• [AIM OF THE TASK]
Out of the lines below, please list those that hold the string "name".
>> START DATA PROVIDED
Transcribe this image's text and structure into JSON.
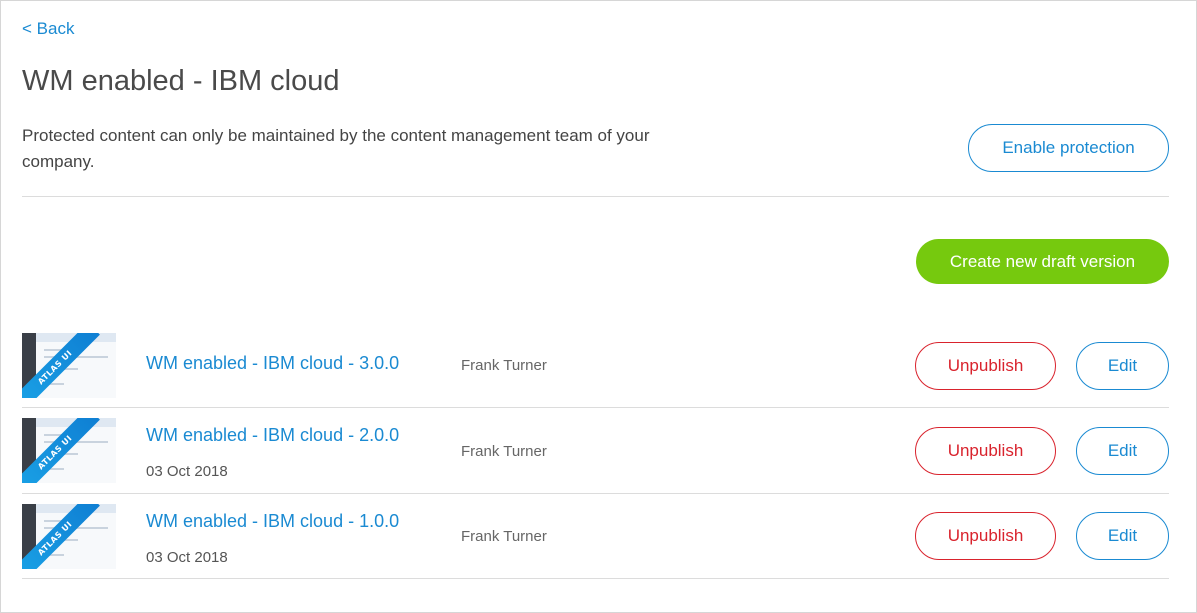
{
  "nav": {
    "back_label": "< Back"
  },
  "page": {
    "title": "WM enabled - IBM cloud",
    "description": "Protected content can only be maintained by the content management team of your company.",
    "enable_protection_label": "Enable protection",
    "create_draft_label": "Create new draft version"
  },
  "versions": [
    {
      "name": "WM enabled - IBM cloud - 3.0.0",
      "date": "",
      "author": "Frank Turner",
      "thumb_badge": "ATLAS UI",
      "unpublish_label": "Unpublish",
      "edit_label": "Edit"
    },
    {
      "name": "WM enabled - IBM cloud - 2.0.0",
      "date": "03 Oct 2018",
      "author": "Frank Turner",
      "thumb_badge": "ATLAS UI",
      "unpublish_label": "Unpublish",
      "edit_label": "Edit"
    },
    {
      "name": "WM enabled - IBM cloud - 1.0.0",
      "date": "03 Oct 2018",
      "author": "Frank Turner",
      "thumb_badge": "ATLAS UI",
      "unpublish_label": "Unpublish",
      "edit_label": "Edit"
    }
  ],
  "colors": {
    "link_blue": "#1a8ad2",
    "danger_red": "#d9232d",
    "primary_green": "#76c90e",
    "ribbon_blue": "#1aa2e6"
  }
}
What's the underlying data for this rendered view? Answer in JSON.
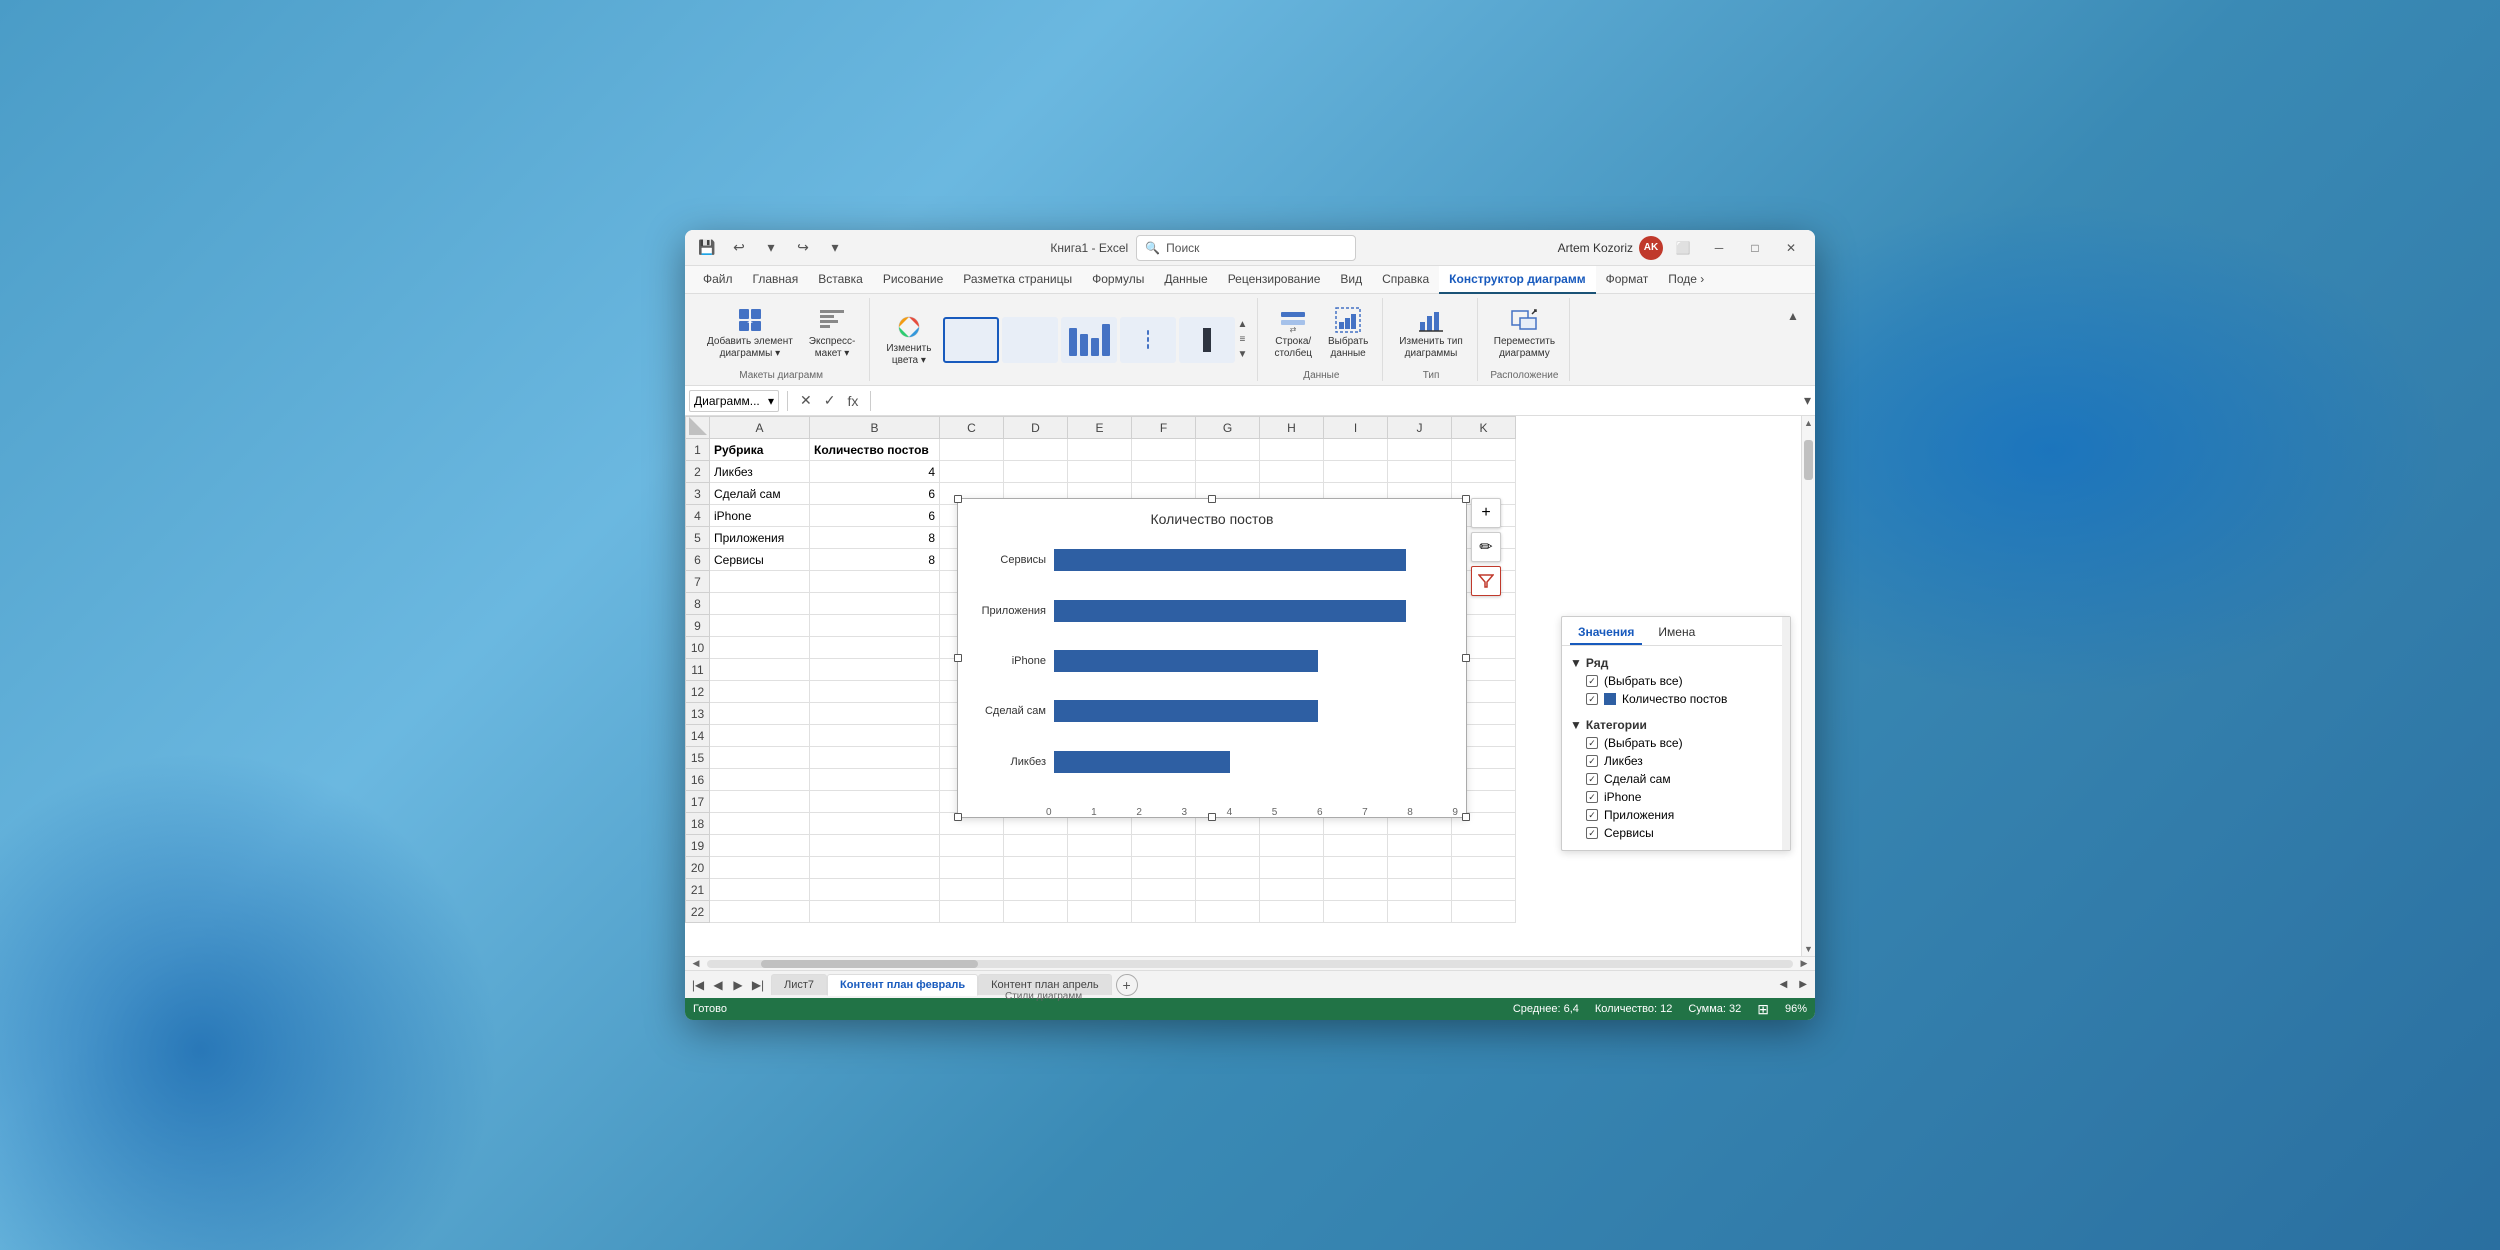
>> END DATA PROVIDED
• [EXERCISE RESULT]
      "name": "WM enabled - IBM cloud - 3.0.0",
      "name": "WM enabled - IBM cloud - 2.0.0",
      "name": "WM enabled - IBM cloud - 1.0.0",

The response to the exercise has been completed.